──────── DATA FOR THIS EXERCISE ────────
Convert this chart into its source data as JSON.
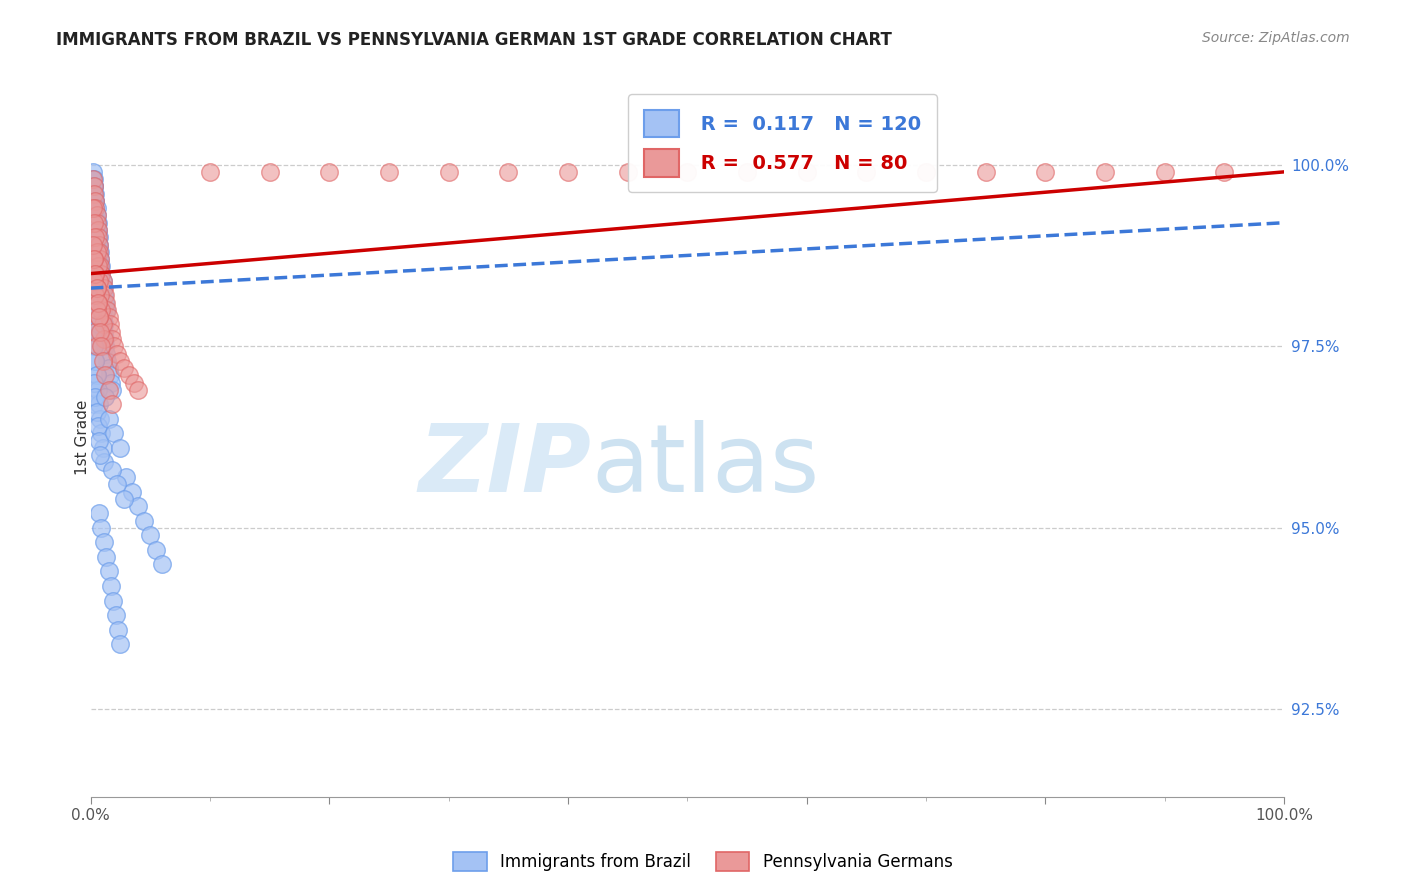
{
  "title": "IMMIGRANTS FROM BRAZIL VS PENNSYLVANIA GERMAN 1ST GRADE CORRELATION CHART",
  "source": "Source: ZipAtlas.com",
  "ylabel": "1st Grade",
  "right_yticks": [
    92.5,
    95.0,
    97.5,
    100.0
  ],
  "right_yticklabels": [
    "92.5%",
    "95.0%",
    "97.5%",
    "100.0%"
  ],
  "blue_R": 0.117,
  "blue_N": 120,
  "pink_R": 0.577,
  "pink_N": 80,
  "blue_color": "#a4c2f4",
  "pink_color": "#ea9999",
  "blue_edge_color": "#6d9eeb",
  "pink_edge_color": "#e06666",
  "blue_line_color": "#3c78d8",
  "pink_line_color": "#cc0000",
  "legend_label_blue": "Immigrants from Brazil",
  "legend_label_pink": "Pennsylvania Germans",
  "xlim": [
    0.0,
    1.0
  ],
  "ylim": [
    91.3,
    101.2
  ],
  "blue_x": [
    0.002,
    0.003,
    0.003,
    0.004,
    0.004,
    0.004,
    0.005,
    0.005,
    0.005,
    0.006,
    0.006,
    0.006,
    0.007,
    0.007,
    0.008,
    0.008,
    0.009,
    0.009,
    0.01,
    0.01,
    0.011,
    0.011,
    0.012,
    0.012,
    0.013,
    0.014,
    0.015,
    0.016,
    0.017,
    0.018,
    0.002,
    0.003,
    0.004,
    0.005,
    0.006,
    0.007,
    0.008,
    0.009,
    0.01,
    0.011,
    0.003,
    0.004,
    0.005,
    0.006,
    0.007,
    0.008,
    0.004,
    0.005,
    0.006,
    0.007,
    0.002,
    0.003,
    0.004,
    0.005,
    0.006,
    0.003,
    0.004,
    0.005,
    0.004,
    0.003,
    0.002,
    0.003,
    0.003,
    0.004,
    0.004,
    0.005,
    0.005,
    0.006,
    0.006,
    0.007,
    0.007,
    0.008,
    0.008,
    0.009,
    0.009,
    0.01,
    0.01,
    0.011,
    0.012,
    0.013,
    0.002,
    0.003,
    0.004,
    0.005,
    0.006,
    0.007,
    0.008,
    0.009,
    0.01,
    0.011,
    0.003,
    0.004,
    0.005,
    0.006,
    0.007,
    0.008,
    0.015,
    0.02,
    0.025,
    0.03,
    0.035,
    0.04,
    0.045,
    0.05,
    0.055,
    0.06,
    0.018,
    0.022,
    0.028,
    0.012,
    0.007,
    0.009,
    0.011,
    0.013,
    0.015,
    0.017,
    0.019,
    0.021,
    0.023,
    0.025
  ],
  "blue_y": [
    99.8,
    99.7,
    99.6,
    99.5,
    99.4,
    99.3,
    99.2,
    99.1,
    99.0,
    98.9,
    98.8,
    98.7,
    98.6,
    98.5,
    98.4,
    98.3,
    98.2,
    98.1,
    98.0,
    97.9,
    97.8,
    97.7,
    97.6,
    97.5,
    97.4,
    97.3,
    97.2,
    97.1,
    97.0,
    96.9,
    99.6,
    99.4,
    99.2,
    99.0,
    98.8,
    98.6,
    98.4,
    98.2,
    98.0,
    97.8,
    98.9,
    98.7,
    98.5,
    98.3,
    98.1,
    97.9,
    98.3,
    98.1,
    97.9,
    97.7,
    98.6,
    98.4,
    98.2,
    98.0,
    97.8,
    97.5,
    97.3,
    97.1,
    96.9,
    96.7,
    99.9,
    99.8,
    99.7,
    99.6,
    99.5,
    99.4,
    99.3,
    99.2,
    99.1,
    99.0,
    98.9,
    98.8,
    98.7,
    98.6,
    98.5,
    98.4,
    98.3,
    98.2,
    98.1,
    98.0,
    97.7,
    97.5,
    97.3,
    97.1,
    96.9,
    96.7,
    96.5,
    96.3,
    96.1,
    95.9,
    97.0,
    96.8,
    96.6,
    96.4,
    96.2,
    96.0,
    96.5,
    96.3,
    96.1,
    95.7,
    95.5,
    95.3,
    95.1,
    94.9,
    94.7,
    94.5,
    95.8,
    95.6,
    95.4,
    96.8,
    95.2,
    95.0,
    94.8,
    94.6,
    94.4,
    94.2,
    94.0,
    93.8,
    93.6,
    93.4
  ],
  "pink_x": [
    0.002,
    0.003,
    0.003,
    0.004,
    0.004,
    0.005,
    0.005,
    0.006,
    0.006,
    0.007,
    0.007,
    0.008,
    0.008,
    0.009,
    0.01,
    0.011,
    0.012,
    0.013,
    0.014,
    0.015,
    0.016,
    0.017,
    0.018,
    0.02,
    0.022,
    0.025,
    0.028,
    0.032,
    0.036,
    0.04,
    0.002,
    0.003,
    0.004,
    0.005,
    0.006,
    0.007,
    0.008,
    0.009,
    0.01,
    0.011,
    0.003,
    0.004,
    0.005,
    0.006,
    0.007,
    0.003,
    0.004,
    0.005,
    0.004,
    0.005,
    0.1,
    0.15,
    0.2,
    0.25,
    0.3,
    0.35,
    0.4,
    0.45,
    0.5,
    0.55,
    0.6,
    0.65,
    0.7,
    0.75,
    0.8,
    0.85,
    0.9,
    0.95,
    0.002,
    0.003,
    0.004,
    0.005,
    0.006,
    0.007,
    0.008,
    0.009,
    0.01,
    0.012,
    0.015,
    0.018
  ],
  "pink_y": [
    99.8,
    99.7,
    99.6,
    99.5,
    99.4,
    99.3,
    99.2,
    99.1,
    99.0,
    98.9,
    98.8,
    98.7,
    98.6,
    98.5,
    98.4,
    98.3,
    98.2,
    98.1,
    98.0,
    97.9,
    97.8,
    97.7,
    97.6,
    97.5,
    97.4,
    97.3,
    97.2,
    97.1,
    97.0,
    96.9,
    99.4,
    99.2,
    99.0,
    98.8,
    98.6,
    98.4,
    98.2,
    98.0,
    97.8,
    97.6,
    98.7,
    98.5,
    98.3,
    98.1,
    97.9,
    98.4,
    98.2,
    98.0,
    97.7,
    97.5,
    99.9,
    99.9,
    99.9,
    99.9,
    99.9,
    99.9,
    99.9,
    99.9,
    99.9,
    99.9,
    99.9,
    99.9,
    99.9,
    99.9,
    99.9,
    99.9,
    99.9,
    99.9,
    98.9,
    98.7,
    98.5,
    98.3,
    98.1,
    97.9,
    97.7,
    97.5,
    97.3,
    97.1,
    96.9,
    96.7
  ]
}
────────
● **THE REQUEST**
Retype the whole listing, keeping every line identical and omitting all pictures.

● **EXPECTED OUTPUT**
Convert this chart into its source data as JSON.
{
  "title": "IMMIGRANTS FROM BRAZIL VS PENNSYLVANIA GERMAN 1ST GRADE CORRELATION CHART",
  "source": "Source: ZipAtlas.com",
  "ylabel": "1st Grade",
  "right_yticks": [
    92.5,
    95.0,
    97.5,
    100.0
  ],
  "right_yticklabels": [
    "92.5%",
    "95.0%",
    "97.5%",
    "100.0%"
  ],
  "blue_R": 0.117,
  "blue_N": 120,
  "pink_R": 0.577,
  "pink_N": 80,
  "blue_color": "#a4c2f4",
  "pink_color": "#ea9999",
  "blue_edge_color": "#6d9eeb",
  "pink_edge_color": "#e06666",
  "blue_line_color": "#3c78d8",
  "pink_line_color": "#cc0000",
  "legend_label_blue": "Immigrants from Brazil",
  "legend_label_pink": "Pennsylvania Germans",
  "xlim": [
    0.0,
    1.0
  ],
  "ylim": [
    91.3,
    101.2
  ],
  "blue_x": [
    0.002,
    0.003,
    0.003,
    0.004,
    0.004,
    0.004,
    0.005,
    0.005,
    0.005,
    0.006,
    0.006,
    0.006,
    0.007,
    0.007,
    0.008,
    0.008,
    0.009,
    0.009,
    0.01,
    0.01,
    0.011,
    0.011,
    0.012,
    0.012,
    0.013,
    0.014,
    0.015,
    0.016,
    0.017,
    0.018,
    0.002,
    0.003,
    0.004,
    0.005,
    0.006,
    0.007,
    0.008,
    0.009,
    0.01,
    0.011,
    0.003,
    0.004,
    0.005,
    0.006,
    0.007,
    0.008,
    0.004,
    0.005,
    0.006,
    0.007,
    0.002,
    0.003,
    0.004,
    0.005,
    0.006,
    0.003,
    0.004,
    0.005,
    0.004,
    0.003,
    0.002,
    0.003,
    0.003,
    0.004,
    0.004,
    0.005,
    0.005,
    0.006,
    0.006,
    0.007,
    0.007,
    0.008,
    0.008,
    0.009,
    0.009,
    0.01,
    0.01,
    0.011,
    0.012,
    0.013,
    0.002,
    0.003,
    0.004,
    0.005,
    0.006,
    0.007,
    0.008,
    0.009,
    0.01,
    0.011,
    0.003,
    0.004,
    0.005,
    0.006,
    0.007,
    0.008,
    0.015,
    0.02,
    0.025,
    0.03,
    0.035,
    0.04,
    0.045,
    0.05,
    0.055,
    0.06,
    0.018,
    0.022,
    0.028,
    0.012,
    0.007,
    0.009,
    0.011,
    0.013,
    0.015,
    0.017,
    0.019,
    0.021,
    0.023,
    0.025
  ],
  "blue_y": [
    99.8,
    99.7,
    99.6,
    99.5,
    99.4,
    99.3,
    99.2,
    99.1,
    99.0,
    98.9,
    98.8,
    98.7,
    98.6,
    98.5,
    98.4,
    98.3,
    98.2,
    98.1,
    98.0,
    97.9,
    97.8,
    97.7,
    97.6,
    97.5,
    97.4,
    97.3,
    97.2,
    97.1,
    97.0,
    96.9,
    99.6,
    99.4,
    99.2,
    99.0,
    98.8,
    98.6,
    98.4,
    98.2,
    98.0,
    97.8,
    98.9,
    98.7,
    98.5,
    98.3,
    98.1,
    97.9,
    98.3,
    98.1,
    97.9,
    97.7,
    98.6,
    98.4,
    98.2,
    98.0,
    97.8,
    97.5,
    97.3,
    97.1,
    96.9,
    96.7,
    99.9,
    99.8,
    99.7,
    99.6,
    99.5,
    99.4,
    99.3,
    99.2,
    99.1,
    99.0,
    98.9,
    98.8,
    98.7,
    98.6,
    98.5,
    98.4,
    98.3,
    98.2,
    98.1,
    98.0,
    97.7,
    97.5,
    97.3,
    97.1,
    96.9,
    96.7,
    96.5,
    96.3,
    96.1,
    95.9,
    97.0,
    96.8,
    96.6,
    96.4,
    96.2,
    96.0,
    96.5,
    96.3,
    96.1,
    95.7,
    95.5,
    95.3,
    95.1,
    94.9,
    94.7,
    94.5,
    95.8,
    95.6,
    95.4,
    96.8,
    95.2,
    95.0,
    94.8,
    94.6,
    94.4,
    94.2,
    94.0,
    93.8,
    93.6,
    93.4
  ],
  "pink_x": [
    0.002,
    0.003,
    0.003,
    0.004,
    0.004,
    0.005,
    0.005,
    0.006,
    0.006,
    0.007,
    0.007,
    0.008,
    0.008,
    0.009,
    0.01,
    0.011,
    0.012,
    0.013,
    0.014,
    0.015,
    0.016,
    0.017,
    0.018,
    0.02,
    0.022,
    0.025,
    0.028,
    0.032,
    0.036,
    0.04,
    0.002,
    0.003,
    0.004,
    0.005,
    0.006,
    0.007,
    0.008,
    0.009,
    0.01,
    0.011,
    0.003,
    0.004,
    0.005,
    0.006,
    0.007,
    0.003,
    0.004,
    0.005,
    0.004,
    0.005,
    0.1,
    0.15,
    0.2,
    0.25,
    0.3,
    0.35,
    0.4,
    0.45,
    0.5,
    0.55,
    0.6,
    0.65,
    0.7,
    0.75,
    0.8,
    0.85,
    0.9,
    0.95,
    0.002,
    0.003,
    0.004,
    0.005,
    0.006,
    0.007,
    0.008,
    0.009,
    0.01,
    0.012,
    0.015,
    0.018
  ],
  "pink_y": [
    99.8,
    99.7,
    99.6,
    99.5,
    99.4,
    99.3,
    99.2,
    99.1,
    99.0,
    98.9,
    98.8,
    98.7,
    98.6,
    98.5,
    98.4,
    98.3,
    98.2,
    98.1,
    98.0,
    97.9,
    97.8,
    97.7,
    97.6,
    97.5,
    97.4,
    97.3,
    97.2,
    97.1,
    97.0,
    96.9,
    99.4,
    99.2,
    99.0,
    98.8,
    98.6,
    98.4,
    98.2,
    98.0,
    97.8,
    97.6,
    98.7,
    98.5,
    98.3,
    98.1,
    97.9,
    98.4,
    98.2,
    98.0,
    97.7,
    97.5,
    99.9,
    99.9,
    99.9,
    99.9,
    99.9,
    99.9,
    99.9,
    99.9,
    99.9,
    99.9,
    99.9,
    99.9,
    99.9,
    99.9,
    99.9,
    99.9,
    99.9,
    99.9,
    98.9,
    98.7,
    98.5,
    98.3,
    98.1,
    97.9,
    97.7,
    97.5,
    97.3,
    97.1,
    96.9,
    96.7
  ]
}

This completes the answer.